Task goal — Look through the data and write out every line with the word "Garcia" in it.

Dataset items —
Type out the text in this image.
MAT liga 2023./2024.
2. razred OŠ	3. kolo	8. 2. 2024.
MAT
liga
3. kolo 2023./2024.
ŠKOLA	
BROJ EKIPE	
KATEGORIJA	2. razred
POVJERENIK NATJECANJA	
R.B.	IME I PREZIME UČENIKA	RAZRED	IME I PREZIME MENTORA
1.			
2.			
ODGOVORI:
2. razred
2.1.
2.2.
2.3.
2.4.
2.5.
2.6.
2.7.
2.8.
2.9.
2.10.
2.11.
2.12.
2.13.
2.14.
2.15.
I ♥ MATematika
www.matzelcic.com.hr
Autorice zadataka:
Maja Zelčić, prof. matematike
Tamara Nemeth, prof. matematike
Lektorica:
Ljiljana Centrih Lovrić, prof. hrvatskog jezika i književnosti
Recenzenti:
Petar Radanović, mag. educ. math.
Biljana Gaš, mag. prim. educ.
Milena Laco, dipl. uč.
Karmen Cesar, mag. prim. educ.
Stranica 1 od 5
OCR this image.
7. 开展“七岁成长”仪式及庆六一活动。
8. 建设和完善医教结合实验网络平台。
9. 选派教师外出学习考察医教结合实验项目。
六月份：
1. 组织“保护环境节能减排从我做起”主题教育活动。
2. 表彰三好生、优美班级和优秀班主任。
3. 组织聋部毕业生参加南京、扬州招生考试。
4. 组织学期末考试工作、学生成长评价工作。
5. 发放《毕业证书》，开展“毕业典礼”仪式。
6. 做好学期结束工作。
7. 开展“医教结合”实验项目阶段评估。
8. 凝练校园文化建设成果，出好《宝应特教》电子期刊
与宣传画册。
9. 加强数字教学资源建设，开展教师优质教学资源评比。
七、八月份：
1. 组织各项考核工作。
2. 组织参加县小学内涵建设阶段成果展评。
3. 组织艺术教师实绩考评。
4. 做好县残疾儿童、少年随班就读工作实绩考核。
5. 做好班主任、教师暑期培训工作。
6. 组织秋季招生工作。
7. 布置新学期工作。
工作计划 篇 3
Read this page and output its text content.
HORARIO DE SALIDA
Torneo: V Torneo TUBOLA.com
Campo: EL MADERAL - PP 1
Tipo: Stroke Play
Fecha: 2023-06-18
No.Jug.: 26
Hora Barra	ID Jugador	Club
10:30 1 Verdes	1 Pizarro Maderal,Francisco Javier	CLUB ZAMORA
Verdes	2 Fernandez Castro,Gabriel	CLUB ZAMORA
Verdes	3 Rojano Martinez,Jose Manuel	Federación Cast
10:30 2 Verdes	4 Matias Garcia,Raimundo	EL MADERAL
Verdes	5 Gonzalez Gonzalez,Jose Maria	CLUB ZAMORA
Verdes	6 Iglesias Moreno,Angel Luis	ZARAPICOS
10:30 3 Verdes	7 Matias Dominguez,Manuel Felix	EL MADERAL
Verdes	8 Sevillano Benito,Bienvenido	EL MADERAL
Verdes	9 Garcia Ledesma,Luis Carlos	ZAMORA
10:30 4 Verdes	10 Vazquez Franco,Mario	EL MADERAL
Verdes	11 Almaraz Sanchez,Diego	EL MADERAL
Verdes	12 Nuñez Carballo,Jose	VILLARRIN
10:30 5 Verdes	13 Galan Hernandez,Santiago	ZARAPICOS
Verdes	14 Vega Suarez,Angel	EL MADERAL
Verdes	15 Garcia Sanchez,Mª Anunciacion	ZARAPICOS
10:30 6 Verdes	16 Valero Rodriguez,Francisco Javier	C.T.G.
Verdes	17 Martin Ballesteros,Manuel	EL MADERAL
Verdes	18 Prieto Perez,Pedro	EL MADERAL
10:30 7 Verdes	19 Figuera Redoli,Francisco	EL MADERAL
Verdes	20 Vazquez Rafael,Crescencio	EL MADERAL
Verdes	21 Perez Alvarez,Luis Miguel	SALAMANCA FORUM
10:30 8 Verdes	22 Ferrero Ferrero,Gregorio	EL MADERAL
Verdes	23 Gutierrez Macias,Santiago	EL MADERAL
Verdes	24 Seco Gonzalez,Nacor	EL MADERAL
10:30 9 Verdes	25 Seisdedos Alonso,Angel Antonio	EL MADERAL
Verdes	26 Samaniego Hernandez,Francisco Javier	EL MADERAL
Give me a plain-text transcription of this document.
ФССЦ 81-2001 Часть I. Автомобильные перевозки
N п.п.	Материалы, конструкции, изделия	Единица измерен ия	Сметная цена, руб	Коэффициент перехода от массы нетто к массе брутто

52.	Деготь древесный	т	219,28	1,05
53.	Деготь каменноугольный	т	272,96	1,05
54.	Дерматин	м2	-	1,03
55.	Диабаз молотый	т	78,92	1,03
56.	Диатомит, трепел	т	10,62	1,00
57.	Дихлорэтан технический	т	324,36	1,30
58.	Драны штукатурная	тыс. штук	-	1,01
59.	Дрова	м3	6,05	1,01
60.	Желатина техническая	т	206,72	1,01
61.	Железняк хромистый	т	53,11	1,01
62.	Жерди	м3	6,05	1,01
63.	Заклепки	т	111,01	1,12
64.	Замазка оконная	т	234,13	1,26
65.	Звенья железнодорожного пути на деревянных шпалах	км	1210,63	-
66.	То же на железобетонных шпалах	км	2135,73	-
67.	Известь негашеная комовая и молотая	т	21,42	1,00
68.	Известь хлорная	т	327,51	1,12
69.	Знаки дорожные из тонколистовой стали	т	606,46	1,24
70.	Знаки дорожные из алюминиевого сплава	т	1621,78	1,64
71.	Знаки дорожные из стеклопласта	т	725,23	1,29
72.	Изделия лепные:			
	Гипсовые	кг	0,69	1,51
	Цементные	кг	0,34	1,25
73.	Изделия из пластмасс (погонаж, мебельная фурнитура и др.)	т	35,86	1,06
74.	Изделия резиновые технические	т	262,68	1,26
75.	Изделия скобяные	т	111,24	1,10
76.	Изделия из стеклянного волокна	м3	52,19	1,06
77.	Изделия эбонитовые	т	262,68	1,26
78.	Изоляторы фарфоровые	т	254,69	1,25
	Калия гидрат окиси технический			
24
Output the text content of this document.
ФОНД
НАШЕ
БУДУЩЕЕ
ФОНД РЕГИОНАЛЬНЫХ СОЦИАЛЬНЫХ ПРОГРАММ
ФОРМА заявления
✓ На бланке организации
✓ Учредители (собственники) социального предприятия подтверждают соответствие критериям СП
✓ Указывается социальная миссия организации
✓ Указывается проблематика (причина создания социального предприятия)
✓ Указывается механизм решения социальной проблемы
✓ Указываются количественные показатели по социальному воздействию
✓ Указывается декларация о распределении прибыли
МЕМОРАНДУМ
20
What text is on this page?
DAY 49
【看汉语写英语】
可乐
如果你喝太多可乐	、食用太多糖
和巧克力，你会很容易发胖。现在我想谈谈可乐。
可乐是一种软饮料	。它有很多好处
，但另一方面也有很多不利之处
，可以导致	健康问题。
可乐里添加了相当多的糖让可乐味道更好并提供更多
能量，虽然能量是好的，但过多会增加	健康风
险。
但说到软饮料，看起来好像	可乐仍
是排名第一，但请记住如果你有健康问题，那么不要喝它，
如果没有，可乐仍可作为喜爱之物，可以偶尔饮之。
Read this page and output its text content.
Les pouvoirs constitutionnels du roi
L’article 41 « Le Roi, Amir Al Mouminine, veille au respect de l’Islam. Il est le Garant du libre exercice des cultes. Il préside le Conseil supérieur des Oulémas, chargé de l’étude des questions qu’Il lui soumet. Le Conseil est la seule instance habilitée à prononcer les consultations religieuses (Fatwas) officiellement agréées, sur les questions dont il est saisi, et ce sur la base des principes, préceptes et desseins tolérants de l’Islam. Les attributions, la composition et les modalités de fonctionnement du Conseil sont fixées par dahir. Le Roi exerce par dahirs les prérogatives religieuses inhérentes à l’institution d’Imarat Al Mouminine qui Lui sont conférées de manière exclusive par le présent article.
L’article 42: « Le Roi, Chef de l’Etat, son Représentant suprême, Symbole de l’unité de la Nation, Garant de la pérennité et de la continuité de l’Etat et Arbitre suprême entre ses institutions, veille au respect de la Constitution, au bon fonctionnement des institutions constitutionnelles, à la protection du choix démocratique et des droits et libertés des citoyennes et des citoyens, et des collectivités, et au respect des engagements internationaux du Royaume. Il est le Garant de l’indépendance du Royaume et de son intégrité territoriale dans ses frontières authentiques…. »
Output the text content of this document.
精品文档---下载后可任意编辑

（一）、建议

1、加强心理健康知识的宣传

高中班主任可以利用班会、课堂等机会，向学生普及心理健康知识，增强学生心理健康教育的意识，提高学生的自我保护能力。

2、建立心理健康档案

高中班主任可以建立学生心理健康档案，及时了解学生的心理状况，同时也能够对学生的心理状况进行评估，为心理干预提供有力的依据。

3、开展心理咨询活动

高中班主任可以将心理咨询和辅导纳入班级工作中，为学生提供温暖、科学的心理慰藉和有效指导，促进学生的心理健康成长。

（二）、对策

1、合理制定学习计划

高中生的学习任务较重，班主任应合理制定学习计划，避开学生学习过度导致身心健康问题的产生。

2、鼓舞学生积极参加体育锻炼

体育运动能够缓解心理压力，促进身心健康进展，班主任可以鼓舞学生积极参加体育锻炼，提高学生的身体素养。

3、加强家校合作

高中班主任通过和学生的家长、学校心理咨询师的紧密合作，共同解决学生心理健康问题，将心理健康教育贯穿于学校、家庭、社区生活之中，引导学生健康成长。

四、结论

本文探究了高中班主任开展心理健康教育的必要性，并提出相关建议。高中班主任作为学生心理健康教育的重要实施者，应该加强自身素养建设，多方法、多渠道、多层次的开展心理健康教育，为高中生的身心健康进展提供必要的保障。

Solved exercise —
10:30 2 Verdes	4 Matias Garcia,Raimundo	EL MADERAL
Verdes	9 Garcia Ledesma,Luis Carlos	ZAMORA
Verdes	15 Garcia Sanchez,Mª Anunciacion	ZARAPICOS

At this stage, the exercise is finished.